● **Source extract**:

In practice, much of this scholarship involves creating maps — an act that is not without controversy.  Maps are conventional representations of space that come laden with the embedded cultural worldviews of their makers.  Maps are also highly simplified documents that often paper over contested or fuzzy boundaries with firm lines; it is hard to express ambiguity with maps, but it is very easy to lie with them.  The familiarity of widespread tools like Google Maps and Google Earth might fool us into thinking these are unproblematic representations of space, but it must be remembered that all maps contain embedded assumptions and cannot be taken at face value. Maps produced in the course of humanities scholarship are not just illustrations but arguments, and they must be read with the same level of critical analysis that you would apply to articles or monographs.

(For more concrete suggestions along these lines, see Humanizing Maps: An Interview with Johanna Drucker.)


Example 1

One area of historical research that saw an early adoption of GIS is economic land use.  A good example is Michael McCormick’s book on the Origins of the European Economywhich layered many different types of evidence against each other in a GIS to argue for a much earlier origin to Europe’s medieval economy than had been accepted previously.  McCormick has since made his database publicly available and continues to add to it with collaborators at Harvard, as the Digital Atlas of Roman and Medieval Civilization.

Screen Shot 2015-02-17 at 4.35.27 AM

The DARMC provides a rich resource and a good introduction to the potential of GIS to reveal patterns and connections through the spatial layering of disparate datasets.  It also offers a good orientation to the basic layout of most GIS systems, with a map view window on the right and a list of layers on the left that can be turned on and off.

  • Explore the DARMC.
    • What layers have been included?
    • What patterns show up when you juxtapose cultural, environmental and economic data in this way?
    • What connections do you see?
  • Also take the opportunity to explore the measurement tools at the top of the window to interrogate the spatial  attributes of the data.

Example 2

The quantitative data compiled in projects like the DARMC can help address many historical problems, but they don’t necessarily answer more qualitative research questions concerned with the lived experience of the past.  For this objective, we must move beyond birds-eye-view 2D maps of spatial distributions and attempt to visualize particular places at particular moments in time.  Such “geovisualization,”  the digital reconstruction of past landscapes, is another booming area of scholarship that allows us to virtually experience a place as it might have been, and also has the potential to answer important scholarly questions.

Screen Shot 2015-02-17 at 5.05.37 AMAnne Kelly Knowles’ digital reconstruction of the Battle of Gettysburg is an excellent example of this potential that uses a combination of digitized information from historical maps, documentary accounts and environmental data on the physical geography of the battlefield to answer the question of what the generals could see during the battle and how those sightlines influenced their decision making.

  • Read the brief introductory article at Smithsonian magazine and then explore the “story map” in detail.
    • How does the map combine geographic and temporal information?
    • Does it effectively give you a sense of the experience of being on the battlefield?
    • What does this reconstruction offer that more traditional publications could not?
    • What could be improved in the representation?

 


Group Exercise: The Varieties of Maps

(Exercise borrowed from Lincoln Mullen)

● **Exercise A**: List the kinds of information that, according to the passage on maps in humanities scholarship, Anne Kelly Knowles' reconstruction of the Battle of Gettysburg combines.
● **Exercise B**: Write what comes next in the passage on maps in humanities scholarship, starting right after its last line.

● **Items**:
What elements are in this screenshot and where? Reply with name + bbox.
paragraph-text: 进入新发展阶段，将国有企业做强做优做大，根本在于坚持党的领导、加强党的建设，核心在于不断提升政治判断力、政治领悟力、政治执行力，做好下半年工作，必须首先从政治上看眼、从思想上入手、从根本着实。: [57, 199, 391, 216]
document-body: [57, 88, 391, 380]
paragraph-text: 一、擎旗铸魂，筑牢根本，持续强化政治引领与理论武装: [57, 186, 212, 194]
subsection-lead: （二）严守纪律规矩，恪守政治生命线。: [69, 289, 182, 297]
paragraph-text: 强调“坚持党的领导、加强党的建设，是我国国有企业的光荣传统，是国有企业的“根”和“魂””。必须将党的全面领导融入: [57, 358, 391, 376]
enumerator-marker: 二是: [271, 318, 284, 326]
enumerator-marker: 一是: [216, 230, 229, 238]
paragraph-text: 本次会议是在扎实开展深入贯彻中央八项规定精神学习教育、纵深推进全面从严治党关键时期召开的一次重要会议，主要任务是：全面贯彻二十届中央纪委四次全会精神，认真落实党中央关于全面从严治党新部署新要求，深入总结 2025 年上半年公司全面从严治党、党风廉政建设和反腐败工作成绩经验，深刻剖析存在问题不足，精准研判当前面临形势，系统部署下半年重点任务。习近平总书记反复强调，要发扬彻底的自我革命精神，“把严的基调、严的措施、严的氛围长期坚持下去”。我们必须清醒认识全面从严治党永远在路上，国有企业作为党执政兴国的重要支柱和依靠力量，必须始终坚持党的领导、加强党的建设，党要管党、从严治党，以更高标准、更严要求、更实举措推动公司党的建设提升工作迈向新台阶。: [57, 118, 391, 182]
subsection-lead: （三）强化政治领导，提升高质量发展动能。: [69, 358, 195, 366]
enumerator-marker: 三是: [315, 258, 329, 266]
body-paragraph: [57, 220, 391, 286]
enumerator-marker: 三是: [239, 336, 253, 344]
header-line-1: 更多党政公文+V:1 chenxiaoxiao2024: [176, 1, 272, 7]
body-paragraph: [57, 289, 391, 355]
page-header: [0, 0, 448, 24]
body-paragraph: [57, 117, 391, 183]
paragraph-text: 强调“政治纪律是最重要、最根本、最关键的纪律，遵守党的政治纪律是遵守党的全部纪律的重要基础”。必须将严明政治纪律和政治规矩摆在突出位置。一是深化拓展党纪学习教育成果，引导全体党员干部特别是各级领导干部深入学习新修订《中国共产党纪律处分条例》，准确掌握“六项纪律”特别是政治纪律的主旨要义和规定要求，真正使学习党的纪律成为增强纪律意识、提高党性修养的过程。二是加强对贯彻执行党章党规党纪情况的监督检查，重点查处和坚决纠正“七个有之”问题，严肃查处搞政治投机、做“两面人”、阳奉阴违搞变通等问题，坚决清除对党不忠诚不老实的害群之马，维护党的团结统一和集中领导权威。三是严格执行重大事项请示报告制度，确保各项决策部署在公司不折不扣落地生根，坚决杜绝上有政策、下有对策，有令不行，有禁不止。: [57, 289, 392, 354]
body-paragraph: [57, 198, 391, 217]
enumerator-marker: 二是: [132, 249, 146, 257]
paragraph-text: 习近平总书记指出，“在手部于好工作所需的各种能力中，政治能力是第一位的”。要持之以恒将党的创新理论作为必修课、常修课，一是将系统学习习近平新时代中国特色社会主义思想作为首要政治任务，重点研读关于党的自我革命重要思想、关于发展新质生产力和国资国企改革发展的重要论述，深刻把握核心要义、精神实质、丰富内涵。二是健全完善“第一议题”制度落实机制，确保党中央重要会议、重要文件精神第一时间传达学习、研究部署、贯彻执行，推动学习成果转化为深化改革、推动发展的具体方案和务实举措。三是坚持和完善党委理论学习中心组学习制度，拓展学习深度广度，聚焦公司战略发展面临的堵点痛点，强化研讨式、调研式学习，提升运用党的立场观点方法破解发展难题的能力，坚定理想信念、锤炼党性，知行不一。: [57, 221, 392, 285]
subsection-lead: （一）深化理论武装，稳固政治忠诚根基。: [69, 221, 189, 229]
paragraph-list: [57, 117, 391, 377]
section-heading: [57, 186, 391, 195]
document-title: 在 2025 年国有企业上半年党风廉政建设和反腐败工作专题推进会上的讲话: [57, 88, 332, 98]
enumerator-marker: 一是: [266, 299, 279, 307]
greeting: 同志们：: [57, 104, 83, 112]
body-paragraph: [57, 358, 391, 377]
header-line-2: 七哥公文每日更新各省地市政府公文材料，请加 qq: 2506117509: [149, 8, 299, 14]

● **Task output A**:
- digitized information from historical maps
- documentary accounts
- environmental data on the physical geography of the battlefield

● **Task output B**:
The next step is to become familiar with as wide a variety of maps as possible, including digital maps and analog, maps that have been made by scholars and maps that have not. Below is a list of online mapping projects.

In a group, pick three projects from the list to explore and compare. Your aim is to gain familiarity with projects involving maps and mapmaking, both by scholars and on the web generally.

As you look through these projects, consider the following questions or prompts.

  • Create a taxonomy of maps. What categories do these maps fit into? You might consider the purposes of the maps, their audience, their interfaces, among other axes of comparison.
  • What is the grammar of mapping? In other words, what are the typical symbols that mapmakers use, and how are they can they be put in relation to one another?
  • Which maps stood out to you as especially good or clear? Why?
  • Which maps were the worst? What made them bad?
  • How do scholarly maps differ from non-scholarly maps?
  • What kind of data is amenable to mapping? What kinds of topics
  • What accompanies maps? Who controls their interpretation? What is their role in making an argument?
  • How do recent web maps compare to maps made online in the past few years? How can maps be made sustainable?
  • Which of these maps are in your discipline? Which maps might be helpful models for your discipline?

 


Exercise (Georeferencing)

In order to reconstruct past landscapes like the Gettysburg battlefield, the first step is often digitizing the data recorded in a historic map by georeferencing (or georectifying) that image — that is, aligning the historical map or image with its location on the earth in a known coordinate system.  There are many ways to do this, but we will start with a cloud based solution requiring no complex software.

The David Rumsey Map Collection is a vast archive of scanned historic maps, mostly covering North and South America.  They have enabled a  crowd sourcing technique to get the public to help georeference these images for use in GIS applications, but the David Rumsey Georeferencer is very buggy and not very accurate.

Instead we will use the MapWarper online tool to rectify an historic map from an online collection of scanned images.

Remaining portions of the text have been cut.